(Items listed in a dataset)
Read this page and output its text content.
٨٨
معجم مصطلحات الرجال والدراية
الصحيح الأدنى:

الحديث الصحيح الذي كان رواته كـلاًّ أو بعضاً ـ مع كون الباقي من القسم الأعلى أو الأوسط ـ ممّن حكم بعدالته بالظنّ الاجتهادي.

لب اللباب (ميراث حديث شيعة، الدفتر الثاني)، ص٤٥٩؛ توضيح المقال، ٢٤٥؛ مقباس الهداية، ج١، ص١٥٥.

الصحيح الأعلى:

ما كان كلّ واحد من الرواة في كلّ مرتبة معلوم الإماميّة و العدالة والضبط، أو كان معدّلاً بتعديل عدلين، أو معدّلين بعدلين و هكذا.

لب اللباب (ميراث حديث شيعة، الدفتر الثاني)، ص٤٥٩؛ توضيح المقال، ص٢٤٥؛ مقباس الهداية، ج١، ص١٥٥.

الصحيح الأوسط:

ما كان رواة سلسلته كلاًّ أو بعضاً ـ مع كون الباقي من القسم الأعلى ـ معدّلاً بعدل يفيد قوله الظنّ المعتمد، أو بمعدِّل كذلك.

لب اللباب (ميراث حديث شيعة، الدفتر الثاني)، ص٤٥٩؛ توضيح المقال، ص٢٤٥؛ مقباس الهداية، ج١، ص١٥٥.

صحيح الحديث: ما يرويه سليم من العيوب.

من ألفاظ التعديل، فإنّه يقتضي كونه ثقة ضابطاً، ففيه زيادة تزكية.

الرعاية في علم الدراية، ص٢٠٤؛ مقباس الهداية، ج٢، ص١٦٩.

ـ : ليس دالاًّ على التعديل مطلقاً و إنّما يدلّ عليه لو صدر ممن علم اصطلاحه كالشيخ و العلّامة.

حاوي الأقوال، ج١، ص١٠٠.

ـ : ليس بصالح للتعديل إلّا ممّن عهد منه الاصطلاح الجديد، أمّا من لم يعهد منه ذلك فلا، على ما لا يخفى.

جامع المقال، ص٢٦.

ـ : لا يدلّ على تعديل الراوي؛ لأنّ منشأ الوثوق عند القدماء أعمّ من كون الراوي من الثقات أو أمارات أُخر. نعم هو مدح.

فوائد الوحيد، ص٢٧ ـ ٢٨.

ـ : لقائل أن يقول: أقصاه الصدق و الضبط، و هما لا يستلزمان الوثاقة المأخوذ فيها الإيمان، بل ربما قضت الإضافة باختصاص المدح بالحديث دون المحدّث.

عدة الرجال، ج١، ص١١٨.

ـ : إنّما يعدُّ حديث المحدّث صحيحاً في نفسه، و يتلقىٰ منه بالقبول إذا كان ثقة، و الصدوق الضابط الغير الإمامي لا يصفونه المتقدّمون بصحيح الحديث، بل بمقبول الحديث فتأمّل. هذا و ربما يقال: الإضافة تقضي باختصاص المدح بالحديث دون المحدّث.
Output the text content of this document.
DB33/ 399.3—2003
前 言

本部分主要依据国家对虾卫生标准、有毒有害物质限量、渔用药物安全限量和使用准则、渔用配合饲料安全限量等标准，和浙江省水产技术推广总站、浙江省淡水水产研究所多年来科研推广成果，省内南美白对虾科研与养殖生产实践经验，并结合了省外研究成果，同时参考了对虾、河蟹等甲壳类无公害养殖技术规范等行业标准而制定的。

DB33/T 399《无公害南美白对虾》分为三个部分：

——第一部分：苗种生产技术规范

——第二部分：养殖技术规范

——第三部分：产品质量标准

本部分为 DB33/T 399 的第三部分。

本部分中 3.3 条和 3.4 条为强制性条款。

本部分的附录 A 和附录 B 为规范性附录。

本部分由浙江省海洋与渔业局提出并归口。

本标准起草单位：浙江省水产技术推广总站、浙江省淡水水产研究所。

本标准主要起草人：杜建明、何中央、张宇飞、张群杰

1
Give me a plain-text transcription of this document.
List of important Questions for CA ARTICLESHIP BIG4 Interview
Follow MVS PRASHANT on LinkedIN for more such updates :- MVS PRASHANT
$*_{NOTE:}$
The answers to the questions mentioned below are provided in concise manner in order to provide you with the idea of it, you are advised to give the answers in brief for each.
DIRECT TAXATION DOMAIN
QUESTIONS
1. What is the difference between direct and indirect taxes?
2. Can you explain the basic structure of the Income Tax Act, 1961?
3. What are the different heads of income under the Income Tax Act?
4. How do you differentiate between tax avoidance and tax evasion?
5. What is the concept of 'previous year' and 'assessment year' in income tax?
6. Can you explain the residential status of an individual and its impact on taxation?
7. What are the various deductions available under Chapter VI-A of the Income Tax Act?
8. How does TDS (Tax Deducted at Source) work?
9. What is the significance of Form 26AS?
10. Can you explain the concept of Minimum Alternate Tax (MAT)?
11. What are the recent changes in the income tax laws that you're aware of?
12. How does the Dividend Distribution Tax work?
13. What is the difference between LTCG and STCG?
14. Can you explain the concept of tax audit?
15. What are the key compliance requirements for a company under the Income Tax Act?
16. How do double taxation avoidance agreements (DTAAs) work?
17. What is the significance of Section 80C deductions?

● **What you will do**
Exactly reproduce all of the entries.

● **The completed task**
Read this page and output its text content.
٨٨
معجم مصطلحات الرجال والدراية
الصحيح الأدنى:

الحديث الصحيح الذي كان رواته كـلاًّ أو بعضاً ـ مع كون الباقي من القسم الأعلى أو الأوسط ـ ممّن حكم بعدالته بالظنّ الاجتهادي.

لب اللباب (ميراث حديث شيعة، الدفتر الثاني)، ص٤٥٩؛ توضيح المقال، ٢٤٥؛ مقباس الهداية، ج١، ص١٥٥.

الصحيح الأعلى:

ما كان كلّ واحد من الرواة في كلّ مرتبة معلوم الإماميّة و العدالة والضبط، أو كان معدّلاً بتعديل عدلين، أو معدّلين بعدلين و هكذا.

لب اللباب (ميراث حديث شيعة، الدفتر الثاني)، ص٤٥٩؛ توضيح المقال، ص٢٤٥؛ مقباس الهداية، ج١، ص١٥٥.

الصحيح الأوسط:

ما كان رواة سلسلته كلاًّ أو بعضاً ـ مع كون الباقي من القسم الأعلى ـ معدّلاً بعدل يفيد قوله الظنّ المعتمد، أو بمعدِّل كذلك.

لب اللباب (ميراث حديث شيعة، الدفتر الثاني)، ص٤٥٩؛ توضيح المقال، ص٢٤٥؛ مقباس الهداية، ج١، ص١٥٥.

صحيح الحديث: ما يرويه سليم من العيوب.

من ألفاظ التعديل، فإنّه يقتضي كونه ثقة ضابطاً، ففيه زيادة تزكية.

الرعاية في علم الدراية، ص٢٠٤؛ مقباس الهداية، ج٢، ص١٦٩.

ـ : ليس دالاًّ على التعديل مطلقاً و إنّما يدلّ عليه لو صدر ممن علم اصطلاحه كالشيخ و العلّامة.

حاوي الأقوال، ج١، ص١٠٠.

ـ : ليس بصالح للتعديل إلّا ممّن عهد منه الاصطلاح الجديد، أمّا من لم يعهد منه ذلك فلا، على ما لا يخفى.

جامع المقال، ص٢٦.

ـ : لا يدلّ على تعديل الراوي؛ لأنّ منشأ الوثوق عند القدماء أعمّ من كون الراوي من الثقات أو أمارات أُخر. نعم هو مدح.

فوائد الوحيد، ص٢٧ ـ ٢٨.

ـ : لقائل أن يقول: أقصاه الصدق و الضبط، و هما لا يستلزمان الوثاقة المأخوذ فيها الإيمان، بل ربما قضت الإضافة باختصاص المدح بالحديث دون المحدّث.

عدة الرجال، ج١، ص١١٨.

ـ : إنّما يعدُّ حديث المحدّث صحيحاً في نفسه، و يتلقىٰ منه بالقبول إذا كان ثقة، و الصدوق الضابط الغير الإمامي لا يصفونه المتقدّمون بصحيح الحديث، بل بمقبول الحديث فتأمّل. هذا و ربما يقال: الإضافة تقضي باختصاص المدح بالحديث دون المحدّث.
Output the text content of this document.
DB33/ 399.3—2003
前 言

本部分主要依据国家对虾卫生标准、有毒有害物质限量、渔用药物安全限量和使用准则、渔用配合饲料安全限量等标准，和浙江省水产技术推广总站、浙江省淡水水产研究所多年来科研推广成果，省内南美白对虾科研与养殖生产实践经验，并结合了省外研究成果，同时参考了对虾、河蟹等甲壳类无公害养殖技术规范等行业标准而制定的。

DB33/T 399《无公害南美白对虾》分为三个部分：

——第一部分：苗种生产技术规范

——第二部分：养殖技术规范

——第三部分：产品质量标准

本部分为 DB33/T 399 的第三部分。

本部分中 3.3 条和 3.4 条为强制性条款。

本部分的附录 A 和附录 B 为规范性附录。

本部分由浙江省海洋与渔业局提出并归口。

本标准起草单位：浙江省水产技术推广总站、浙江省淡水水产研究所。

本标准主要起草人：杜建明、何中央、张宇飞、张群杰

1
Give me a plain-text transcription of this document.
List of important Questions for CA ARTICLESHIP BIG4 Interview
Follow MVS PRASHANT on LinkedIN for more such updates :- MVS PRASHANT
$*_{NOTE:}$
The answers to the questions mentioned below are provided in concise manner in order to provide you with the idea of it, you are advised to give the answers in brief for each.
DIRECT TAXATION DOMAIN
QUESTIONS
1. What is the difference between direct and indirect taxes?
2. Can you explain the basic structure of the Income Tax Act, 1961?
3. What are the different heads of income under the Income Tax Act?
4. How do you differentiate between tax avoidance and tax evasion?
5. What is the concept of 'previous year' and 'assessment year' in income tax?
6. Can you explain the residential status of an individual and its impact on taxation?
7. What are the various deductions available under Chapter VI-A of the Income Tax Act?
8. How does TDS (Tax Deducted at Source) work?
9. What is the significance of Form 26AS?
10. Can you explain the concept of Minimum Alternate Tax (MAT)?
11. What are the recent changes in the income tax laws that you're aware of?
12. How does the Dividend Distribution Tax work?
13. What is the difference between LTCG and STCG?
14. Can you explain the concept of tax audit?
15. What are the key compliance requirements for a company under the Income Tax Act?
16. How do double taxation avoidance agreements (DTAAs) work?
17. What is the significance of Section 80C deductions?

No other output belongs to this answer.